(Stored entries)

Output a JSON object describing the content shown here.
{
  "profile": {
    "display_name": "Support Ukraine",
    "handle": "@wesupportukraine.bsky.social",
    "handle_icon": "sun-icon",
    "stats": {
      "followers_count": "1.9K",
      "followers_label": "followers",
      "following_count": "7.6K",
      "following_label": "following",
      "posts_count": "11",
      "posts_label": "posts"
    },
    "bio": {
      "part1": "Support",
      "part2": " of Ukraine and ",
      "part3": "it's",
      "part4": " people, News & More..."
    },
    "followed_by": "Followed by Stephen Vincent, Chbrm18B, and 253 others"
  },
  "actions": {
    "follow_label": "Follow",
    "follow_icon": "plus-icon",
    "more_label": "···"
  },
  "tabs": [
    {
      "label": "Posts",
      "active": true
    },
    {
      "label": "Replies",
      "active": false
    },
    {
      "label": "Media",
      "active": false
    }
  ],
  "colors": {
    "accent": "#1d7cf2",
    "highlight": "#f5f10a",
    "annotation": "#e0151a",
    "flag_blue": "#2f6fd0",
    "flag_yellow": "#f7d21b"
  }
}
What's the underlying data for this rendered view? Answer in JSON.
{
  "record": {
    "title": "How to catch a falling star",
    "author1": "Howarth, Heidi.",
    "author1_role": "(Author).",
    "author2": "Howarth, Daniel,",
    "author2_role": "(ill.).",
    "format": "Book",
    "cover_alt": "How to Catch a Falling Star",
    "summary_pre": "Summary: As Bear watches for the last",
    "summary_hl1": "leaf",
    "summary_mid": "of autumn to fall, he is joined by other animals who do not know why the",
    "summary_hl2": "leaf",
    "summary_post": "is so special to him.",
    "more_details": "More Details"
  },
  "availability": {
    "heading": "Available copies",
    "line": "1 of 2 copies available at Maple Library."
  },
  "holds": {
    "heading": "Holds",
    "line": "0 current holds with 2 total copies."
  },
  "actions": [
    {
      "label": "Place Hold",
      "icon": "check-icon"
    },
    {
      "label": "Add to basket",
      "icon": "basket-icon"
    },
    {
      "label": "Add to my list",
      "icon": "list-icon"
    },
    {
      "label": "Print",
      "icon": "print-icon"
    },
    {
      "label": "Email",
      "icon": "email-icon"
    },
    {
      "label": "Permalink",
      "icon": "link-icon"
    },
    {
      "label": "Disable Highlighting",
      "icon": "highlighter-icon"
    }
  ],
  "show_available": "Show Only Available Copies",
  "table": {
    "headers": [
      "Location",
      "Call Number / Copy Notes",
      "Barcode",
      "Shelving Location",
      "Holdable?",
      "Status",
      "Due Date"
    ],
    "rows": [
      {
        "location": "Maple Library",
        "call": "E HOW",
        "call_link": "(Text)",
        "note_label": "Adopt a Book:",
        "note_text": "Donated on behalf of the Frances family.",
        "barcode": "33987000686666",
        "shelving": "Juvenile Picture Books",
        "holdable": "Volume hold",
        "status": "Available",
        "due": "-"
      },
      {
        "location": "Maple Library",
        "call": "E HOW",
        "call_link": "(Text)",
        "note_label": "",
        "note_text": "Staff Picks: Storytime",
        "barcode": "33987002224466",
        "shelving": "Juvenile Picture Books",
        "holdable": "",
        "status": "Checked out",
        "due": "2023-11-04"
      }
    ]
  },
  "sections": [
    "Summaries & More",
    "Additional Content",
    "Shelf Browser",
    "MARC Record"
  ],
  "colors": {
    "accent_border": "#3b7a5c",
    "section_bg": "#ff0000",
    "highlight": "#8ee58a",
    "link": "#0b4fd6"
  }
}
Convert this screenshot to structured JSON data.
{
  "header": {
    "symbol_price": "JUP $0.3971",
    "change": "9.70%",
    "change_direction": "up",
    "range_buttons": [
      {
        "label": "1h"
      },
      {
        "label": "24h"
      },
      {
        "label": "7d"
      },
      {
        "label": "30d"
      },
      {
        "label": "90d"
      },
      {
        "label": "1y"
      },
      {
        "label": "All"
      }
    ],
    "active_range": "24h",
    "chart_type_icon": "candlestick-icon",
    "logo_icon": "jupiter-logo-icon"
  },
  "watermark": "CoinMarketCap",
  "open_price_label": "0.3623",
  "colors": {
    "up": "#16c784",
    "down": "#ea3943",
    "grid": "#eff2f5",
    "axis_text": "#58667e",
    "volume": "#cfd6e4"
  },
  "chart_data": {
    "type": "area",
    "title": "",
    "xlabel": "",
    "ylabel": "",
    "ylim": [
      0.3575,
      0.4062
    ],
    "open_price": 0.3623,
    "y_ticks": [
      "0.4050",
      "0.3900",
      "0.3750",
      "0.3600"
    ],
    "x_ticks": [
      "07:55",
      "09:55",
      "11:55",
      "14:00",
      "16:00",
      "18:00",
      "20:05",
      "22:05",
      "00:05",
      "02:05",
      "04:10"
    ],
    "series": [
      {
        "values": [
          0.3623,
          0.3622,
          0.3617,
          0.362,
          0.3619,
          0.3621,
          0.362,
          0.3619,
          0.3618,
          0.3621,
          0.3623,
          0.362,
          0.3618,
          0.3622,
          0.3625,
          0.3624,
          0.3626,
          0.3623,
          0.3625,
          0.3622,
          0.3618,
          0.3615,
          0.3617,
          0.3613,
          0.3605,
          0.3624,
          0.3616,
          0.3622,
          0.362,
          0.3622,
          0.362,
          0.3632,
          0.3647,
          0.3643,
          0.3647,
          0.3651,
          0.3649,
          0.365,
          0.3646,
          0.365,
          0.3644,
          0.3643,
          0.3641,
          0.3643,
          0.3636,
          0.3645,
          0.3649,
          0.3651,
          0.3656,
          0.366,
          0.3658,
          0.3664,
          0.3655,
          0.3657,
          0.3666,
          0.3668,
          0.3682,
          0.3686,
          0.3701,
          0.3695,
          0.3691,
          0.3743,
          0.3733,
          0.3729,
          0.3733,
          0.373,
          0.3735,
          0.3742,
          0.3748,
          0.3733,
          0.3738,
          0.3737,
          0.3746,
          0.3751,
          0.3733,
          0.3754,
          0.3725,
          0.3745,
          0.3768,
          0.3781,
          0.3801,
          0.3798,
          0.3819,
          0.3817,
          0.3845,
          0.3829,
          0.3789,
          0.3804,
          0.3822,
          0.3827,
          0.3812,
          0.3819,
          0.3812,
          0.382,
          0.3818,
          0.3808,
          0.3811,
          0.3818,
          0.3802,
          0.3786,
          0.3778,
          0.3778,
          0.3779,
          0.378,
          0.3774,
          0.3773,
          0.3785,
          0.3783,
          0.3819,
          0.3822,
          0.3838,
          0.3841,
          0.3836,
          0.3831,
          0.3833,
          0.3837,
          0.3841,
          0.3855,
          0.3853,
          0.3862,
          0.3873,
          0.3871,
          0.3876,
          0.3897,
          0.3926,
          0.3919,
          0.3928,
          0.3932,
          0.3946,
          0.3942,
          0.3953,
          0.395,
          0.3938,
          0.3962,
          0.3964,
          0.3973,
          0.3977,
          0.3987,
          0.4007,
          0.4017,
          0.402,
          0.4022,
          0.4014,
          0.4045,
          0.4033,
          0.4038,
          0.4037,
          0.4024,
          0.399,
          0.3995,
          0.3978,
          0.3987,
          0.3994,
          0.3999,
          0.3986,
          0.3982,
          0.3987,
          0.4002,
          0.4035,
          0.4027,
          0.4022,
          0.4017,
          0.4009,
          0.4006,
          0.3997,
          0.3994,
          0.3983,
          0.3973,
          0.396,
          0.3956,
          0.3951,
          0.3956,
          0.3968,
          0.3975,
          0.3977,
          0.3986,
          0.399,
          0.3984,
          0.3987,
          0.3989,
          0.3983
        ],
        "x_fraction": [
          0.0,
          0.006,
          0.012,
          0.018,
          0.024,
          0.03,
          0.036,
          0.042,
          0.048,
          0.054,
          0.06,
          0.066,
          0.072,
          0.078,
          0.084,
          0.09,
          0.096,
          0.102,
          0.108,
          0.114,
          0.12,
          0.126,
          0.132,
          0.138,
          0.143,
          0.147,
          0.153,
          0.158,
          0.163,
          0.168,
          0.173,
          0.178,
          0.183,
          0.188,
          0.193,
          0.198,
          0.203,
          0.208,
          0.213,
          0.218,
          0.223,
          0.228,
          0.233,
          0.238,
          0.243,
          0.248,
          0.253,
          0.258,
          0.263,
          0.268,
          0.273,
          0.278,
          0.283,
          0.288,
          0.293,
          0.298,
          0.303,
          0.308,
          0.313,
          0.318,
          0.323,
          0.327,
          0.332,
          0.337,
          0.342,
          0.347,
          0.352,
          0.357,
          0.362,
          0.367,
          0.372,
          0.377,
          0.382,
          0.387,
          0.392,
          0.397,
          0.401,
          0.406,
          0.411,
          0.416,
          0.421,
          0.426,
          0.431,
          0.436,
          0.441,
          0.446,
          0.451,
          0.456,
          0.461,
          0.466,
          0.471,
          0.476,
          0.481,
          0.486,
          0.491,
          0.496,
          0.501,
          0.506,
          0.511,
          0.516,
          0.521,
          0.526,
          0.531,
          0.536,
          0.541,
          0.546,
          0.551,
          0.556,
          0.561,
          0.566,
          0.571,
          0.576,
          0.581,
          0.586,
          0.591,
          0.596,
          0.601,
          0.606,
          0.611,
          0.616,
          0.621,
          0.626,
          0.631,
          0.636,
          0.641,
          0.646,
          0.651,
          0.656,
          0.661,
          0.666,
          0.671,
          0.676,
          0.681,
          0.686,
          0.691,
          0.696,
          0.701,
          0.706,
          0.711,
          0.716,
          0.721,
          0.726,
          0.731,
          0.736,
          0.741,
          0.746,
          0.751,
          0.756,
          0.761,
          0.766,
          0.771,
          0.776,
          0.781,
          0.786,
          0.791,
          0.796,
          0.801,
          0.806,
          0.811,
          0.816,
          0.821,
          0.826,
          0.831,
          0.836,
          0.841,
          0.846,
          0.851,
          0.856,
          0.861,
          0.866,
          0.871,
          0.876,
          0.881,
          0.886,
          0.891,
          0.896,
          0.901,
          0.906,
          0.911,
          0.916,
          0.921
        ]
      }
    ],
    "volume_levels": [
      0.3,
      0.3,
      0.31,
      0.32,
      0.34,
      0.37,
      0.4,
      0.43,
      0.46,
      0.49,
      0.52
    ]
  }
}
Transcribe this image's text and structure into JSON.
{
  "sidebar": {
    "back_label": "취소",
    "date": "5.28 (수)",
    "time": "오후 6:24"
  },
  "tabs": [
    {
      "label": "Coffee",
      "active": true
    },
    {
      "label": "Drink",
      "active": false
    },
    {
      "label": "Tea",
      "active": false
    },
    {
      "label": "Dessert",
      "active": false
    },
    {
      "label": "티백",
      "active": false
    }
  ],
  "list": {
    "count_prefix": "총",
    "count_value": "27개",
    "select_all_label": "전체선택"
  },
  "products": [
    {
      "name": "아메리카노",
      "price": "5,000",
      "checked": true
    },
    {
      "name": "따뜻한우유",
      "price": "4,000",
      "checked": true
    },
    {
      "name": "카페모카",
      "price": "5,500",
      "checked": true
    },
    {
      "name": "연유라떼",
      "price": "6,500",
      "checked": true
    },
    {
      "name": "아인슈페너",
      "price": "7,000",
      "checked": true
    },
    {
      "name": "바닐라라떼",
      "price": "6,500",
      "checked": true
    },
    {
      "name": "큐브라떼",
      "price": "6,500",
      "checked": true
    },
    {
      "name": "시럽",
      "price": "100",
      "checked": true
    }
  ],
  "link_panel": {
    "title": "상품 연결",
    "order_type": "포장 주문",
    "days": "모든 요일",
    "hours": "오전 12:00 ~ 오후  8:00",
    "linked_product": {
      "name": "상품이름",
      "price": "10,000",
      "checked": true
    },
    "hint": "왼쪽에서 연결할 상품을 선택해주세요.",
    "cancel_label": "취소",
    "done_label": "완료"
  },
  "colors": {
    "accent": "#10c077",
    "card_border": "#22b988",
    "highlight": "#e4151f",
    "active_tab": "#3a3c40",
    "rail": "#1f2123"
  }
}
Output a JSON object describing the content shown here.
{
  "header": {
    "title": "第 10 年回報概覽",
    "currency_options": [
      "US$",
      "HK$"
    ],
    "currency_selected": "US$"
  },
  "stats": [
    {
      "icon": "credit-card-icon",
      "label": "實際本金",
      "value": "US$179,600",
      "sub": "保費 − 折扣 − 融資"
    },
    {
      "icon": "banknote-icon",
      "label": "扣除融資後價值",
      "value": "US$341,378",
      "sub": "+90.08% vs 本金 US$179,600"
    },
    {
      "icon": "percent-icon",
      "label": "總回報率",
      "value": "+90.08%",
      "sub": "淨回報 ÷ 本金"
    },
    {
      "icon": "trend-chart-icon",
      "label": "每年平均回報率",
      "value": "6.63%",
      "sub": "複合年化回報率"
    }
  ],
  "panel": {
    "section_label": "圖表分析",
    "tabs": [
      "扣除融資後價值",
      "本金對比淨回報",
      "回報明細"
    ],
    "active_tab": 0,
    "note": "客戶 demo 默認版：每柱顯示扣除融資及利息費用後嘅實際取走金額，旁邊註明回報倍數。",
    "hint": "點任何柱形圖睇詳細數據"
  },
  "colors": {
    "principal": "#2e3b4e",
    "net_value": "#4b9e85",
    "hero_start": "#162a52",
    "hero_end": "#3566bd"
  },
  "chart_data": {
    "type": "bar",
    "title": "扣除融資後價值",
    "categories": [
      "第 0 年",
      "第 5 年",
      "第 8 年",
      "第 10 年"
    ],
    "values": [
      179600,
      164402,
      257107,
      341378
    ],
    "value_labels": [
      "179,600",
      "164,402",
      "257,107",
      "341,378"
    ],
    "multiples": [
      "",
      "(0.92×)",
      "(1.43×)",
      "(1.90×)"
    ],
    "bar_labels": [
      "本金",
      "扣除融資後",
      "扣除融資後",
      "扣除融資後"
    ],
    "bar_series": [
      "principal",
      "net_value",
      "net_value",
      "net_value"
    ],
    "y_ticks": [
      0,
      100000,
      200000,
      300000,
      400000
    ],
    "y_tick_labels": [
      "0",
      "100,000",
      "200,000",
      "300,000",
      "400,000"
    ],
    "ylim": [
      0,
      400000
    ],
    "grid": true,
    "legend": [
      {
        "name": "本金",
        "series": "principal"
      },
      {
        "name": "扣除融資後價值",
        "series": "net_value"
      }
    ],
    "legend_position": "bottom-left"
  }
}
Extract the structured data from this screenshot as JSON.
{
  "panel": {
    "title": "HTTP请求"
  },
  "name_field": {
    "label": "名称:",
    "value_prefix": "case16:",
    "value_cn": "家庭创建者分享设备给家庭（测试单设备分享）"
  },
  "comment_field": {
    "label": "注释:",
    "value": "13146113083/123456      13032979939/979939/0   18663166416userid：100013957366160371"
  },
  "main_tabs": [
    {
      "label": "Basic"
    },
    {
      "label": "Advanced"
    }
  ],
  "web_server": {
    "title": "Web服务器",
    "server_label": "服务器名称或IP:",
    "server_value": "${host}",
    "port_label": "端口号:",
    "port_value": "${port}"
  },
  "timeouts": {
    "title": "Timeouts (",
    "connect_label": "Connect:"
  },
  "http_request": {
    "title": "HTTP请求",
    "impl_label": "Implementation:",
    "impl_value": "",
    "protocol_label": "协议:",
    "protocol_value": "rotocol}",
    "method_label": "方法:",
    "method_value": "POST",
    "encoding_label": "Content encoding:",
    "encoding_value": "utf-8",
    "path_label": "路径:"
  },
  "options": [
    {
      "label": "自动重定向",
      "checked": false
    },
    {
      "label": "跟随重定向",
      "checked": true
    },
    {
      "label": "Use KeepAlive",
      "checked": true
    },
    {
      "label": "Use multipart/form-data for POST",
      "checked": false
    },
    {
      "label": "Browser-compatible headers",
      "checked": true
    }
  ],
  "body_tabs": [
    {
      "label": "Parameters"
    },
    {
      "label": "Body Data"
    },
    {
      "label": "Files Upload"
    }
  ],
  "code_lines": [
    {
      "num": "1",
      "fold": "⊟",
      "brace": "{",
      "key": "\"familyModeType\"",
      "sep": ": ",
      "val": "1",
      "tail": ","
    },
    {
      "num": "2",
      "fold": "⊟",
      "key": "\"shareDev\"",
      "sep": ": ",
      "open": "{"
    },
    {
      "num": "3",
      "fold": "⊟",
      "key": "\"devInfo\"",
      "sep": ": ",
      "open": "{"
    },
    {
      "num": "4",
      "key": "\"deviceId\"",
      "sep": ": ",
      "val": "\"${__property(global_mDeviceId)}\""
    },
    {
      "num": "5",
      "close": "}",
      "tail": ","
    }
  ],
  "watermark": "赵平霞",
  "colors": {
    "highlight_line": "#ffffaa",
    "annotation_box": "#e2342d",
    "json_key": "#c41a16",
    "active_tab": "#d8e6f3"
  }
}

EXERCISE OBJECTIVE:
Your answer should be a single number: the count of lines that contain "heading".

SOLUTION TO THE EXERCISE:
2